### Given task
Look for the string "type" in every line, and copy each line that has it.

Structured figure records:

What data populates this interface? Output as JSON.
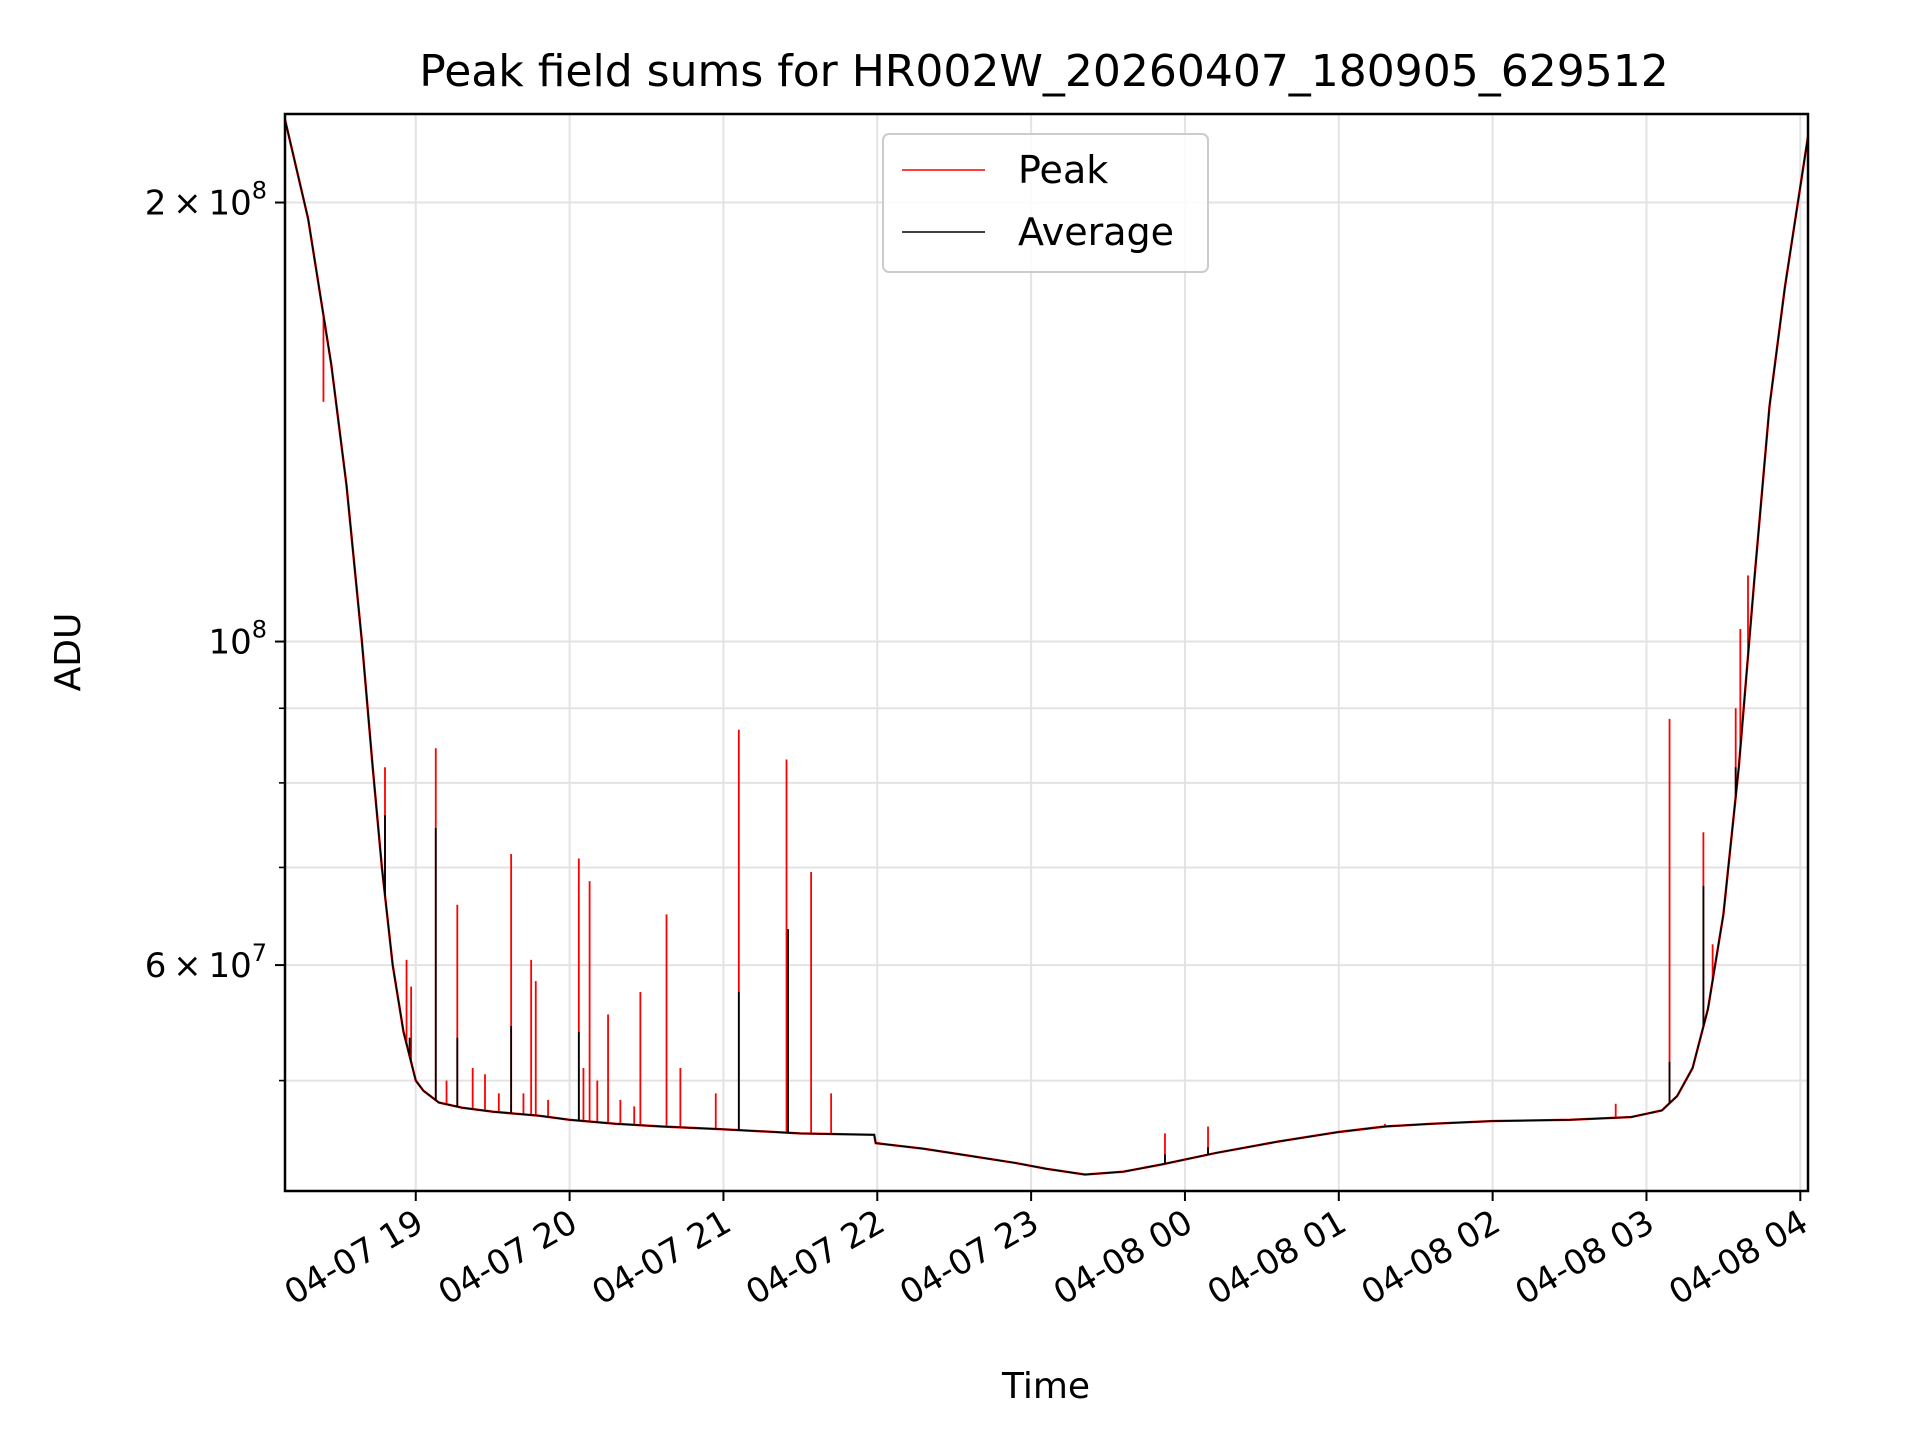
{
  "chart_data": {
    "type": "line",
    "title": "Peak field sums for HR002W_20260407_180905_629512",
    "xlabel": "Time",
    "ylabel": "ADU",
    "yscale": "log",
    "ylim": [
      42000000,
      230000000
    ],
    "xlim_hours": [
      18.15,
      28.05
    ],
    "grid": true,
    "legend_position": "top-center",
    "x_ticks": [
      {
        "label": "04-07 19",
        "hour": 19
      },
      {
        "label": "04-07 20",
        "hour": 20
      },
      {
        "label": "04-07 21",
        "hour": 21
      },
      {
        "label": "04-07 22",
        "hour": 22
      },
      {
        "label": "04-07 23",
        "hour": 23
      },
      {
        "label": "04-08 00",
        "hour": 24
      },
      {
        "label": "04-08 01",
        "hour": 25
      },
      {
        "label": "04-08 02",
        "hour": 26
      },
      {
        "label": "04-08 03",
        "hour": 27
      },
      {
        "label": "04-08 04",
        "hour": 28
      }
    ],
    "y_ticks": [
      {
        "mantissa": "2",
        "exponent": "8",
        "value": 200000000
      },
      {
        "mantissa": "",
        "exponent": "8",
        "value": 100000000
      },
      {
        "mantissa": "6",
        "exponent": "7",
        "value": 60000000
      }
    ],
    "y_minor_ticks": [
      50000000,
      70000000,
      80000000,
      90000000
    ],
    "series": [
      {
        "name": "Average",
        "color": "#000000",
        "points": [
          [
            18.15,
            228000000
          ],
          [
            18.3,
            195000000
          ],
          [
            18.45,
            155000000
          ],
          [
            18.55,
            128000000
          ],
          [
            18.65,
            100000000
          ],
          [
            18.72,
            82000000
          ],
          [
            18.78,
            70000000
          ],
          [
            18.85,
            60000000
          ],
          [
            18.92,
            54000000
          ],
          [
            19.0,
            50000000
          ],
          [
            19.05,
            49200000
          ],
          [
            19.15,
            48300000
          ],
          [
            19.3,
            47900000
          ],
          [
            19.5,
            47600000
          ],
          [
            19.8,
            47300000
          ],
          [
            20.0,
            47000000
          ],
          [
            20.3,
            46700000
          ],
          [
            20.6,
            46500000
          ],
          [
            21.0,
            46300000
          ],
          [
            21.5,
            46000000
          ],
          [
            21.98,
            45900000
          ],
          [
            21.99,
            45300000
          ],
          [
            22.3,
            44900000
          ],
          [
            22.6,
            44400000
          ],
          [
            22.9,
            43900000
          ],
          [
            23.1,
            43500000
          ],
          [
            23.35,
            43100000
          ],
          [
            23.6,
            43300000
          ],
          [
            23.85,
            43800000
          ],
          [
            24.2,
            44600000
          ],
          [
            24.6,
            45400000
          ],
          [
            25.0,
            46100000
          ],
          [
            25.3,
            46500000
          ],
          [
            25.6,
            46700000
          ],
          [
            26.0,
            46900000
          ],
          [
            26.5,
            47000000
          ],
          [
            26.9,
            47200000
          ],
          [
            27.1,
            47700000
          ],
          [
            27.2,
            48800000
          ],
          [
            27.3,
            51000000
          ],
          [
            27.4,
            56000000
          ],
          [
            27.5,
            65000000
          ],
          [
            27.6,
            82000000
          ],
          [
            27.7,
            110000000
          ],
          [
            27.8,
            145000000
          ],
          [
            27.9,
            175000000
          ],
          [
            28.05,
            222000000
          ]
        ],
        "spikes": [
          [
            18.8,
            76000000
          ],
          [
            18.96,
            53500000
          ],
          [
            19.13,
            74500000
          ],
          [
            19.27,
            53500000
          ],
          [
            19.62,
            54500000
          ],
          [
            20.06,
            54000000
          ],
          [
            21.1,
            57500000
          ],
          [
            21.42,
            63500000
          ],
          [
            23.87,
            44500000
          ],
          [
            24.15,
            45000000
          ],
          [
            27.15,
            51500000
          ],
          [
            27.37,
            68000000
          ],
          [
            27.58,
            82000000
          ]
        ]
      },
      {
        "name": "Peak",
        "color": "#ff0000",
        "spikes": [
          [
            18.4,
            146000000
          ],
          [
            18.8,
            82000000
          ],
          [
            18.94,
            60500000
          ],
          [
            18.97,
            58000000
          ],
          [
            19.13,
            84500000
          ],
          [
            19.2,
            50000000
          ],
          [
            19.27,
            66000000
          ],
          [
            19.37,
            51000000
          ],
          [
            19.45,
            50500000
          ],
          [
            19.54,
            49000000
          ],
          [
            19.62,
            71500000
          ],
          [
            19.7,
            49000000
          ],
          [
            19.75,
            60500000
          ],
          [
            19.78,
            58500000
          ],
          [
            19.86,
            48500000
          ],
          [
            20.06,
            71000000
          ],
          [
            20.09,
            51000000
          ],
          [
            20.13,
            68500000
          ],
          [
            20.18,
            50000000
          ],
          [
            20.25,
            55500000
          ],
          [
            20.33,
            48500000
          ],
          [
            20.42,
            48000000
          ],
          [
            20.46,
            57500000
          ],
          [
            20.63,
            65000000
          ],
          [
            20.72,
            51000000
          ],
          [
            20.95,
            49000000
          ],
          [
            21.1,
            87000000
          ],
          [
            21.41,
            83000000
          ],
          [
            21.57,
            69500000
          ],
          [
            21.7,
            49000000
          ],
          [
            23.87,
            46000000
          ],
          [
            24.15,
            46500000
          ],
          [
            25.3,
            46700000
          ],
          [
            26.8,
            48200000
          ],
          [
            27.15,
            88500000
          ],
          [
            27.37,
            74000000
          ],
          [
            27.43,
            62000000
          ],
          [
            27.58,
            90000000
          ],
          [
            27.61,
            102000000
          ],
          [
            27.66,
            111000000
          ]
        ]
      }
    ]
  }
}
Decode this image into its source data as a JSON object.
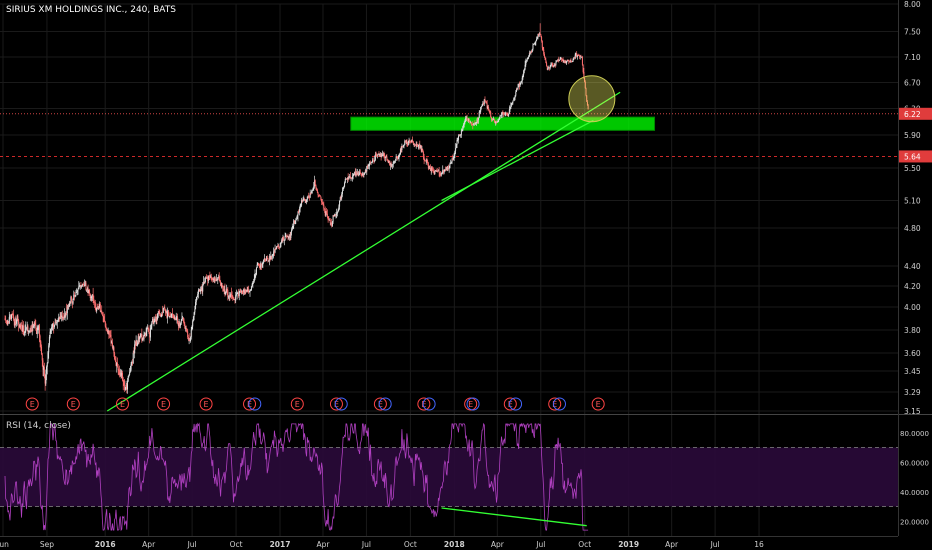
{
  "chart_data": [
    {
      "type": "candlestick",
      "title": "SIRIUS XM HOLDINGS INC., 240, BATS",
      "y_ticks": [
        8.0,
        7.5,
        7.1,
        6.7,
        6.3,
        5.9,
        5.5,
        5.1,
        4.8,
        4.4,
        4.2,
        4.0,
        3.8,
        3.6,
        3.45,
        3.29,
        3.15
      ],
      "y_tick_labels": [
        "8.00",
        "7.50",
        "7.10",
        "6.70",
        "6.30",
        "5.90",
        "5.50",
        "5.10",
        "4.80",
        "4.40",
        "4.20",
        "4.00",
        "3.80",
        "3.60",
        "3.45",
        "3.29",
        "3.15"
      ],
      "x_tick_labels": [
        "Jun",
        "Sep",
        "2016",
        "Apr",
        "Jul",
        "Oct",
        "2017",
        "Apr",
        "Jul",
        "Oct",
        "2018",
        "Apr",
        "Jul",
        "Oct",
        "2019",
        "Apr",
        "Jul",
        "16"
      ],
      "ylim": [
        3.15,
        8.0
      ],
      "price_path": [
        [
          "2015-06-01",
          3.9
        ],
        [
          "2015-07-10",
          3.75
        ],
        [
          "2015-08-10",
          3.85
        ],
        [
          "2015-08-24",
          3.4
        ],
        [
          "2015-09-05",
          3.8
        ],
        [
          "2015-10-01",
          3.95
        ],
        [
          "2015-11-01",
          4.15
        ],
        [
          "2015-12-01",
          4.1
        ],
        [
          "2015-12-20",
          3.95
        ],
        [
          "2016-01-15",
          3.55
        ],
        [
          "2016-02-11",
          3.3
        ],
        [
          "2016-03-01",
          3.7
        ],
        [
          "2016-04-01",
          3.85
        ],
        [
          "2016-05-01",
          3.95
        ],
        [
          "2016-06-24",
          3.75
        ],
        [
          "2016-07-10",
          4.15
        ],
        [
          "2016-08-01",
          4.3
        ],
        [
          "2016-09-15",
          4.15
        ],
        [
          "2016-10-20",
          4.1
        ],
        [
          "2016-11-15",
          4.45
        ],
        [
          "2016-12-15",
          4.5
        ],
        [
          "2017-01-15",
          4.75
        ],
        [
          "2017-02-20",
          5.1
        ],
        [
          "2017-03-10",
          5.3
        ],
        [
          "2017-03-25",
          5.1
        ],
        [
          "2017-04-15",
          4.85
        ],
        [
          "2017-05-15",
          5.3
        ],
        [
          "2017-06-20",
          5.5
        ],
        [
          "2017-07-20",
          5.7
        ],
        [
          "2017-08-20",
          5.55
        ],
        [
          "2017-09-20",
          5.8
        ],
        [
          "2017-10-20",
          5.75
        ],
        [
          "2017-11-15",
          5.45
        ],
        [
          "2017-12-01",
          5.3
        ],
        [
          "2017-12-20",
          5.55
        ],
        [
          "2018-01-20",
          6.1
        ],
        [
          "2018-02-10",
          6.05
        ],
        [
          "2018-03-01",
          6.4
        ],
        [
          "2018-03-20",
          6.15
        ],
        [
          "2018-04-20",
          6.35
        ],
        [
          "2018-05-20",
          6.8
        ],
        [
          "2018-06-25",
          7.5
        ],
        [
          "2018-07-10",
          6.9
        ],
        [
          "2018-08-01",
          7.1
        ],
        [
          "2018-09-01",
          7.05
        ],
        [
          "2018-09-20",
          7.1
        ],
        [
          "2018-09-28",
          6.6
        ],
        [
          "2018-10-05",
          6.22
        ]
      ],
      "levels": [
        {
          "value": 6.22,
          "label": "6.22",
          "color": "#ff5555"
        },
        {
          "value": 5.64,
          "label": "5.64",
          "color": "#ff3333"
        }
      ],
      "support_zone": {
        "from": 5.97,
        "to": 6.17,
        "x_from": "2017-05-25",
        "x_to": "2019-02-20",
        "color": "#00ff00"
      },
      "trendlines": [
        {
          "from": [
            "2016-01-01",
            3.15
          ],
          "to": [
            "2018-12-10",
            6.55
          ],
          "color": "#33ff33"
        },
        {
          "from": [
            "2017-12-01",
            5.1
          ],
          "to": [
            "2018-10-15",
            6.12
          ],
          "color": "#33ff33"
        }
      ],
      "highlight_circle": {
        "x": "2018-09-25",
        "y": 6.45,
        "color": "#ffff66"
      },
      "earnings_markers": {
        "label": "E",
        "dates": [
          "2015-07-28",
          "2015-10-22",
          "2016-02-02",
          "2016-04-28",
          "2016-07-26",
          "2016-10-25",
          "2017-02-02",
          "2017-04-25",
          "2017-07-26",
          "2017-10-25",
          "2018-01-31",
          "2018-04-24",
          "2018-07-26",
          "2018-10-25"
        ],
        "dividend_dates": [
          "2016-11-05",
          "2017-05-05",
          "2017-08-05",
          "2017-11-05",
          "2018-02-05",
          "2018-05-05",
          "2018-08-05"
        ]
      }
    },
    {
      "type": "line",
      "title": "RSI (14, close)",
      "y_ticks": [
        80.0,
        60.0,
        40.0,
        20.0
      ],
      "y_tick_labels": [
        "80.0000",
        "60.0000",
        "40.0000",
        "20.0000"
      ],
      "ylim": [
        10,
        90
      ],
      "overbought": 70,
      "oversold": 30,
      "shade_color": "#2a0a3a",
      "line_color": "#b040c0",
      "divergence_line": {
        "from": [
          "2017-12-01",
          29
        ],
        "to": [
          "2018-10-01",
          17
        ],
        "color": "#33ff33"
      }
    }
  ]
}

### Worked answer
    "type": "line",
      "type": "candlestick",
      "type": "line",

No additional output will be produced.